▶ EXTRACT
◆ ◆ ◆ ◆

I recently moderated a ThePaypers session on stablecoins and the future of payments. ThePaypers is one of the most renowned payment industry media, a reference point for merchants’ CFOs and payments directors, people working in Payment Service Providers and basically all professionals working in payments. I thought it might be interesting to share some perspectives on our views as a business here in our insights section, so perhaps our customers who are interested in our industry can understand more about the context we operate in, and some of our views on what is happening and where we might be heading.
The panelists who attended the session are truly exceptional leaders and real practitioners in this space.
The panel was chosen carefully to bring in the perspective of a merchant (Rivai), of a Crypto PSP (Eric), a global payments platform that also offers digital asset payments (Damon) and a compliance company (Irina).
Of course, it was great to have Eric, because he also happens to be our Chairman of the BoD. But for those who don’t know him, he is a truly visionary entrepreneur, having led and founded multiple successful fintechs, such as Mobile 365 sold to SAP, and Transferto now Dtone (global mobile credit top ups provider) and Thunes (Cross border payments infrastructure).
Also great to cross paths with Rivai again, who I met for the first time in 2011 when I was CEO of a mobile payments company. Rivai is a legend of payments and monetization in Southeast Asia. His opinions are also very insightful, as gaming companies tend to be the earliest adopters of new payment methods, because they tend to younger segments that are also unbanked and are therefore looking to maximize their reach. Therefore, we can through the lens of gaming companies what companies in other industries might see some years later.
As a moderator, my job was obviously to make the guests shine and get their impressions, not to push my own worldview (I hope I did a decent job here).
This post is my attempt to capture what stood out and add some context and personal opinions.
The session started with the “why”: If you live in Europe, crypto payments seem to solve a problem that doesn’t exist. You have SEPA, cards everywhere, fast bank transfers, and decent consumer protection. So why introduce something “new” and “risky”?
Damon’s answer was an important reminder and one with which I totally agree: most of the world does not live inside European payment comfort. He described countries like Venezuela and Argentina, where currency devaluation is normal and capital controls are a real thing. People are limited to small amounts of dollars per month, sometimes around USD 200. In that world, stablecoins are becoming a practical payment and financial tool.
Digital dollars give people what local currencies cannot: stability, mobility, and choice. They can hold value. They can move it. They can spend it without begging the banking system for permission.
Then Damon introduced B2B flows, including the so-called “stablecoin sandwich” where stablecoins sit in the middle of flows where local currency is converted to stablecoins, moved cross border, and changed into the new local currency. These flows without stablecoins would otherwise be blocked, slow, or predatory. For anyone who has not lived through capital controls, it is hard to understand how big that is.
Rivai then gave an overview of Razor’s customers using crypto payments. He mentioned that adoption starts where users are already crypto native and price sensitive. Gaming is the perfect example. Many gamers are already into crypto. Also Fees matter. Speed matters. So the jump from holding stablecoins to spending them is smaller than many assume. Rivai also made a point that matched Damon’s theme: South America shows up again and again because people are already trained by reality to use stablecoins.

◆ ◆ ◆ ◆

▶ RECORDED INFORMATION
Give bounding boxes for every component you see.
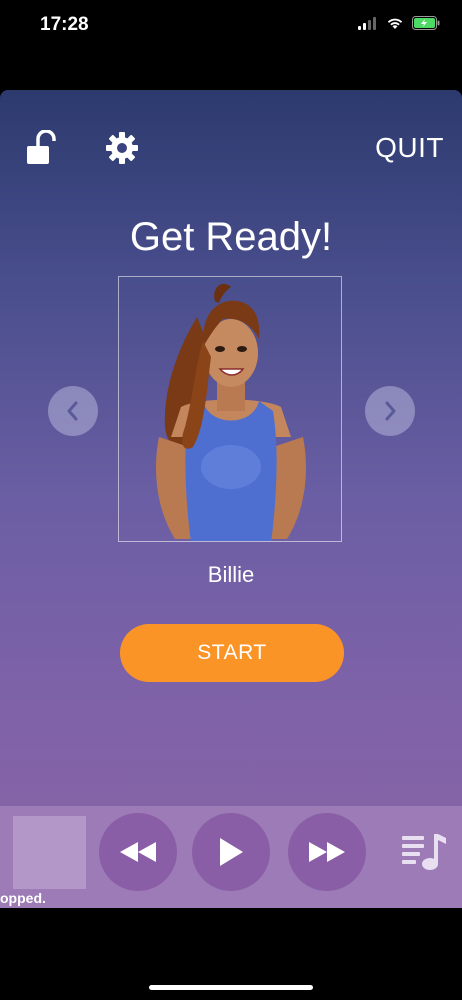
quit-button[interactable]: QUIT	[375, 132, 444, 164]
chevron-right-icon	[385, 401, 396, 421]
player-status-text: opped.	[0, 890, 46, 906]
play-icon	[220, 838, 243, 866]
settings-button[interactable]	[104, 130, 140, 166]
album-artwork	[13, 816, 86, 889]
gear-icon	[106, 132, 138, 164]
status-time: 17:28	[40, 14, 89, 35]
playlist-button[interactable]	[400, 830, 448, 874]
start-button[interactable]: START	[120, 624, 344, 682]
music-player-bar: opped.	[0, 806, 462, 908]
signal-icon	[358, 17, 376, 30]
lock-button[interactable]	[24, 129, 56, 168]
page-title: Get Ready!	[129, 215, 333, 259]
home-indicator[interactable]	[149, 985, 313, 990]
rewind-icon	[120, 842, 156, 862]
wifi-icon	[387, 18, 403, 29]
fast-forward-icon	[309, 842, 345, 862]
next-character-button[interactable]	[365, 386, 415, 436]
previous-character-button[interactable]	[48, 386, 98, 436]
app-card: QUIT Get Ready! Billie START opped.	[0, 90, 462, 908]
battery-charging-icon	[412, 16, 440, 30]
status-bar: 17:28	[0, 0, 462, 50]
character-avatar-image	[156, 283, 306, 541]
play-button[interactable]	[192, 813, 270, 891]
status-icons	[358, 16, 440, 30]
playlist-icon	[402, 834, 446, 870]
rewind-button[interactable]	[99, 813, 177, 891]
chevron-left-icon	[67, 401, 78, 421]
unlock-icon	[27, 129, 56, 164]
fast-forward-button[interactable]	[288, 813, 366, 891]
character-name: Billie	[207, 562, 255, 587]
top-toolbar: QUIT	[0, 120, 462, 176]
character-portrait-frame	[118, 276, 342, 542]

◆ ◆ ◆ ◆

▶ AIM 1
Name each panelist in the stablecoin panel write-up, along with the perspective that person was chosen to represent.
▶ AIM 2
Write the passage that follows the final sentence of the stablecoin panel write-up.
The data come from a source separate from the stablecoin panel write-up.

▶ FINAL ANSWER 1
Rivai: a merchant
Eric: a Crypto PSP
Damon: a global payments platform that also offers digital asset payments
Irina: a compliance company

▶ FINAL ANSWER 2
Then he took it to the B2B aspect, which is where you start seeing the practicality for businesses in using stablecoins. Razer Gold resellers have to prepay inventory. So stablecoins make sense because he says: "using bank transfers is unpredictable in terms of knowing when the funds will actually reach the bank account, and the cross border charges are ridiculous"
Eric backed this up with what I see across the industry: Eric explains that Triple-A enables crypto payments for B2C use cases such as Farfetch or purchasing flight tickets from Trip.com (but remember you can purchase your flights from us too here: https://www.cryptorefills.com/en/flights). However he sees volumes increasing also on the B2B side, such as cross border payments. He gave a concrete examples saying: “the problem for many African importers [is that] they are having a hard time sourcing US dollars so they are increasingly reverting to stablecoins. So we [Triple-A] are getting stablecoins from the Africa importer and paying the Chinese exporter in Yuan”, adding “The other case we see fairly in B2B is the payment to freelancers [..] whether they are in Argentina, Africa, Bangladesh [..], they prefer to receive their payment directly in stablecoins."
Eric went on to explain he has a contrarian view on the stablecoin sandwich. For example if you are trying to send EUR to USD or vice versa it is probably not going to be cheaper and on the contrary more expensive to use stablecoins. But he does see what in a previous linked in post he referred to as a stablecoin toast, where it is likely that there are companies that have no need to hold stablecoins, because for example they are happy in keeping their money at Jp Morgan and other companies maybe due to geography instead holding stablecoins, and thus a flow from stablecoins to fiat.
As an Italian I could not keep myself from commenting that since it is an open face stablecoin toast, maybe its better to call it a stablecoin Pizza.
Irina brought the wider network view: e-commerce checkouts, yes, but also payroll, payouts, marketplaces for global workforces, remittances, and last-mile payments. Anywhere traditional banking is slow, expensive, or simply unavailable, stablecoins will keep showing up.
My takeaway from the “why” discussion is simple: stablecoins are not trying to replace cards in London or SEPA payments in Europe, they are simply replacing broken rails in half the planet, at least for the moment.
Rivai described the user experience as relatively straightforward, but he flagged gas fees as a recurring concern. He also pointed out that for many users the gas fee problem gets sidestepped because payment providers integrate with major exchanges like Binance, Coinbase, and Crypto.com. Users pay off-chain inside exchange ecosystems. No gas, no confusion.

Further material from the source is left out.